▸ **Given records**
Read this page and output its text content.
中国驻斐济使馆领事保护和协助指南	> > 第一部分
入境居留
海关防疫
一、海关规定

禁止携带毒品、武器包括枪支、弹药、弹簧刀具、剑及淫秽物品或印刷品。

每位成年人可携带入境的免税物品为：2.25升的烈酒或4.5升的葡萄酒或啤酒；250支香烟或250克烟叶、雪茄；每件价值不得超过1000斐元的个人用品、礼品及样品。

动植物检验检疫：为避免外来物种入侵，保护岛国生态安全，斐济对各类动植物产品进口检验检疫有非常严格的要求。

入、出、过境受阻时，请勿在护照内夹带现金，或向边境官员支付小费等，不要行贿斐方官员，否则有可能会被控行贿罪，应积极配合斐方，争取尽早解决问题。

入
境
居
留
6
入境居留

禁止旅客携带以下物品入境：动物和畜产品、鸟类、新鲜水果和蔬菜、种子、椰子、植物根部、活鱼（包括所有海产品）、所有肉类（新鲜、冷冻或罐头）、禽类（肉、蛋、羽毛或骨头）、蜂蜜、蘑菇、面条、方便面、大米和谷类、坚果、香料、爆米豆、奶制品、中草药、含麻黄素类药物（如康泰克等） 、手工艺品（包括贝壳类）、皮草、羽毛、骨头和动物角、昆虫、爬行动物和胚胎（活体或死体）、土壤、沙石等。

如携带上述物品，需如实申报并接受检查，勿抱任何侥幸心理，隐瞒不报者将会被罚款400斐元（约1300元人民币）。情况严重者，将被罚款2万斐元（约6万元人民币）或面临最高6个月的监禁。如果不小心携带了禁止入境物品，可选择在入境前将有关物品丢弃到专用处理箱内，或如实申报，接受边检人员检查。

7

▸ **The problem**
Your task is to extract all of the records exactly.

▸ **Reply to the exercise**
Read this page and output its text content.
中国驻斐济使馆领事保护和协助指南	> > 第一部分
入境居留
海关防疫
一、海关规定

禁止携带毒品、武器包括枪支、弹药、弹簧刀具、剑及淫秽物品或印刷品。

每位成年人可携带入境的免税物品为：2.25升的烈酒或4.5升的葡萄酒或啤酒；250支香烟或250克烟叶、雪茄；每件价值不得超过1000斐元的个人用品、礼品及样品。

动植物检验检疫：为避免外来物种入侵，保护岛国生态安全，斐济对各类动植物产品进口检验检疫有非常严格的要求。

入、出、过境受阻时，请勿在护照内夹带现金，或向边境官员支付小费等，不要行贿斐方官员，否则有可能会被控行贿罪，应积极配合斐方，争取尽早解决问题。

入
境
居
留
6
入境居留

禁止旅客携带以下物品入境：动物和畜产品、鸟类、新鲜水果和蔬菜、种子、椰子、植物根部、活鱼（包括所有海产品）、所有肉类（新鲜、冷冻或罐头）、禽类（肉、蛋、羽毛或骨头）、蜂蜜、蘑菇、面条、方便面、大米和谷类、坚果、香料、爆米豆、奶制品、中草药、含麻黄素类药物（如康泰克等） 、手工艺品（包括贝壳类）、皮草、羽毛、骨头和动物角、昆虫、爬行动物和胚胎（活体或死体）、土壤、沙石等。

如携带上述物品，需如实申报并接受检查，勿抱任何侥幸心理，隐瞒不报者将会被罚款400斐元（约1300元人民币）。情况严重者，将被罚款2万斐元（约6万元人民币）或面临最高6个月的监禁。如果不小心携带了禁止入境物品，可选择在入境前将有关物品丢弃到专用处理箱内，或如实申报，接受边检人员检查。

7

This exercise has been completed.